Available data:
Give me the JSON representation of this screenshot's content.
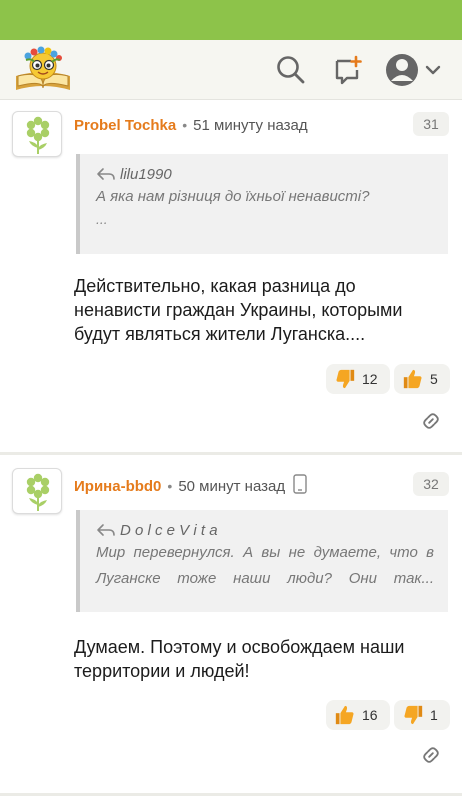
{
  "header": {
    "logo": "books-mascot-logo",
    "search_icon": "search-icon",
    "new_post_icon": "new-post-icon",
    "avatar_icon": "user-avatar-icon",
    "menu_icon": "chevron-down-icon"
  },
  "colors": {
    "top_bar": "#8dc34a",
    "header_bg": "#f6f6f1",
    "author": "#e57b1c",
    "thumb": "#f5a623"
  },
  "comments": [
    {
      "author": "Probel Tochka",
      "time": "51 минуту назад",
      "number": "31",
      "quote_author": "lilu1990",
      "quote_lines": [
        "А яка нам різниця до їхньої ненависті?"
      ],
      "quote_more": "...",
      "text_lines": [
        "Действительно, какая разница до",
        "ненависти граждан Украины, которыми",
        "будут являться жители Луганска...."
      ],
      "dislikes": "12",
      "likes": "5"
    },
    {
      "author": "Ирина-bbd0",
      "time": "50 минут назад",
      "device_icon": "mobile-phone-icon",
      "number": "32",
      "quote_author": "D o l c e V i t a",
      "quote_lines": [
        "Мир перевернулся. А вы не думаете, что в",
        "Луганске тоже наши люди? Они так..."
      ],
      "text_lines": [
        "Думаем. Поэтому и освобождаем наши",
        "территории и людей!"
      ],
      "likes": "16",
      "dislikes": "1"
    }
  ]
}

Task: Omit the images and transcribe all of the records above word for word.

Written answer:
Give me the JSON representation of this screenshot's content.
{
  "header": {
    "logo": "books-mascot-logo",
    "search_icon": "search-icon",
    "new_post_icon": "new-post-icon",
    "avatar_icon": "user-avatar-icon",
    "menu_icon": "chevron-down-icon"
  },
  "colors": {
    "top_bar": "#8dc34a",
    "header_bg": "#f6f6f1",
    "author": "#e57b1c",
    "thumb": "#f5a623"
  },
  "comments": [
    {
      "author": "Probel Tochka",
      "time": "51 минуту назад",
      "number": "31",
      "quote_author": "lilu1990",
      "quote_lines": [
        "А яка нам різниця до їхньої ненависті?"
      ],
      "quote_more": "...",
      "text_lines": [
        "Действительно, какая разница до",
        "ненависти граждан Украины, которыми",
        "будут являться жители Луганска...."
      ],
      "dislikes": "12",
      "likes": "5"
    },
    {
      "author": "Ирина-bbd0",
      "time": "50 минут назад",
      "device_icon": "mobile-phone-icon",
      "number": "32",
      "quote_author": "D o l c e V i t a",
      "quote_lines": [
        "Мир перевернулся. А вы не думаете, что в",
        "Луганске тоже наши люди? Они так..."
      ],
      "text_lines": [
        "Думаем. Поэтому и освобождаем наши",
        "территории и людей!"
      ],
      "likes": "16",
      "dislikes": "1"
    }
  ]
}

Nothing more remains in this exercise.